_Source document:_
● ● ● ● ●

There must also be advance notice of changes — of at least 15 days, with longer notice periods applying for more complex changes.

For search engines the focus is on ranking transparency. And on that front dominant search engine Google has attracted more than its fair share of criticism in Europe from a range of rivals (not all of whom are European).

In 2017, the search giant was also slapped with a $2.7BN antitrust fine related to its price comparison service, Google Shopping. The EC found Google had systematically given prominent placement to its own search comparison service while also demoting rival services in search results. (Google rejects the findings and is appealing.)

Given the history of criticism of Google’s platform business practices, and the multi-year regulatory tug of war over anti-competitive impacts, the new transparency provisions look intended to make it harder for a dominant search player to use its market power against rivals.

● ● ● ● ●

_Task to complete:_
Please continue the article on EU transparency rules for online platforms and search engines, picking up right after its last sentence.

_Data shown:_
● ● ● ● ●

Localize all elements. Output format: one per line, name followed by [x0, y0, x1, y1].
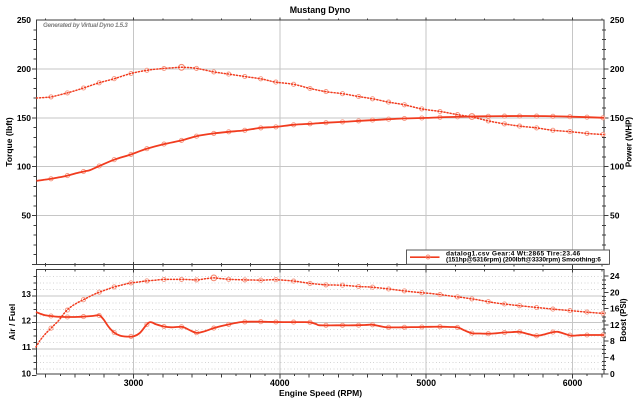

● ● ● ● ●

_Output for this exercise:_
Changing the online marketplace

The importance of legislating for platform fairness was flagged by the Commission’s antitrust chief, Margrethe Vestager, last summer — when she handed Google another very large fine ($5BN) for anti-competitive behavior related to its mobile platform Android.

Vestager said then she wasn’t sure breaking Google up would be an effective competition fix, preferring to push for remedies to support “more players to have a real go”, as her Android decision attempts to do. But she also stressed the importance of “legislation that will ensure that you have transparency and fairness in the business to platform relationship”.

If businesses have legal means to find out why, for example, their traffic has stopped and what they can do to get it back that will “change the marketplace, and it will change the way we are protected as consumers but also as businesses”, she argued.

Just such a change is now in sight thanks to EU political accord on the issue.

The regulation represents the first such rules for online platforms in Europe and — commissioners’ contend — anywhere in the world.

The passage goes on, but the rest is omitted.